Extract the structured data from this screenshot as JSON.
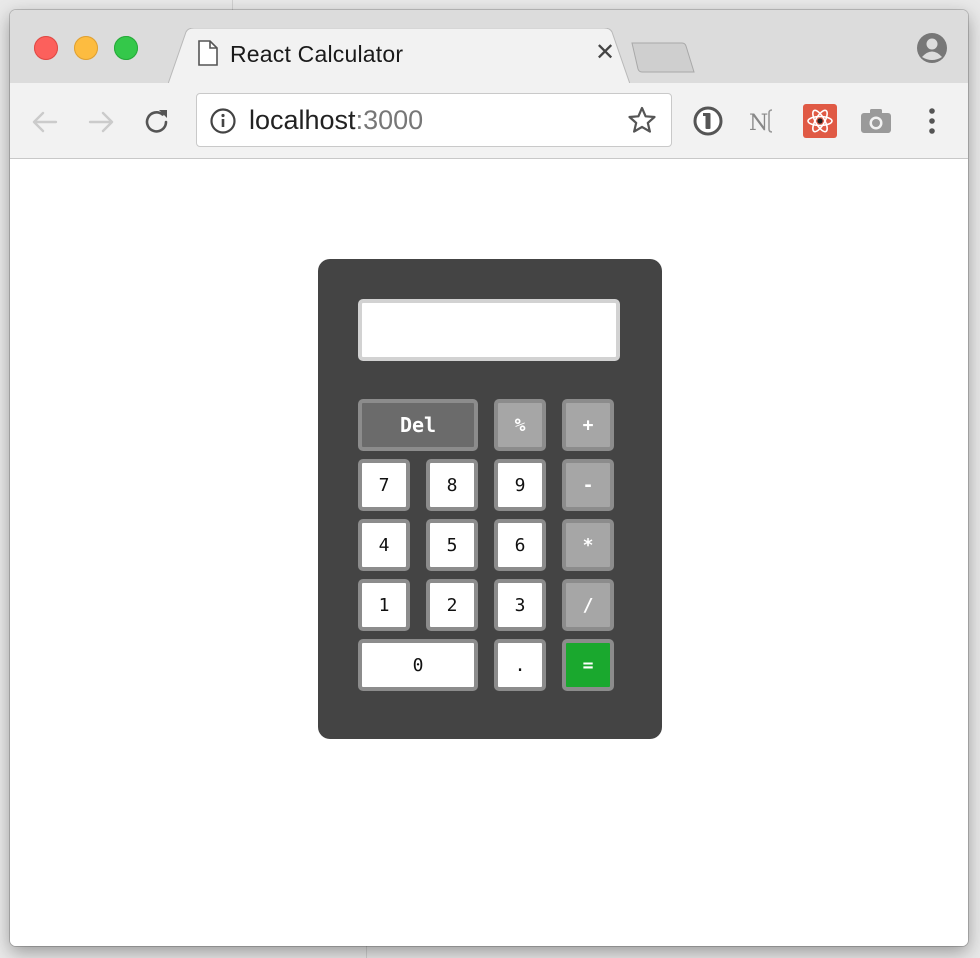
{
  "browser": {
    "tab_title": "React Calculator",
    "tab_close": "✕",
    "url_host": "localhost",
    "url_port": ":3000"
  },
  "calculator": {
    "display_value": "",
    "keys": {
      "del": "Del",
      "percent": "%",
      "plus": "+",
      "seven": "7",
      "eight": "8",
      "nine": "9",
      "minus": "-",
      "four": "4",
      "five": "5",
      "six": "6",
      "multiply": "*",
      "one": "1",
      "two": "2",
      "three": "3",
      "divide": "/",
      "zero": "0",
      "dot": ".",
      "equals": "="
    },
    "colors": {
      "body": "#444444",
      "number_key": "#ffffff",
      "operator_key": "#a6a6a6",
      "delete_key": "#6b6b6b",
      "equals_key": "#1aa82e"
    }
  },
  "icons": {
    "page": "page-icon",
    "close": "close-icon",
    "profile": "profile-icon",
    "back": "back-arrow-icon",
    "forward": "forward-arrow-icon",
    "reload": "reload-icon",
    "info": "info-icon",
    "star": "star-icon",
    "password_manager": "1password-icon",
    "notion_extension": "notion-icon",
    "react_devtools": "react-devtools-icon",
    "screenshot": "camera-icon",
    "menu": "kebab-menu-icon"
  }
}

_GIVEN REQUEST_
Quote the material in full and exactly; do not carry over its pictures.

_SOLUTION TO THIS TASK_
Extract the structured data from this screenshot as JSON.
{
  "browser": {
    "tab_title": "React Calculator",
    "tab_close": "✕",
    "url_host": "localhost",
    "url_port": ":3000"
  },
  "calculator": {
    "display_value": "",
    "keys": {
      "del": "Del",
      "percent": "%",
      "plus": "+",
      "seven": "7",
      "eight": "8",
      "nine": "9",
      "minus": "-",
      "four": "4",
      "five": "5",
      "six": "6",
      "multiply": "*",
      "one": "1",
      "two": "2",
      "three": "3",
      "divide": "/",
      "zero": "0",
      "dot": ".",
      "equals": "="
    },
    "colors": {
      "body": "#444444",
      "number_key": "#ffffff",
      "operator_key": "#a6a6a6",
      "delete_key": "#6b6b6b",
      "equals_key": "#1aa82e"
    }
  },
  "icons": {
    "page": "page-icon",
    "close": "close-icon",
    "profile": "profile-icon",
    "back": "back-arrow-icon",
    "forward": "forward-arrow-icon",
    "reload": "reload-icon",
    "info": "info-icon",
    "star": "star-icon",
    "password_manager": "1password-icon",
    "notion_extension": "notion-icon",
    "react_devtools": "react-devtools-icon",
    "screenshot": "camera-icon",
    "menu": "kebab-menu-icon"
  }
}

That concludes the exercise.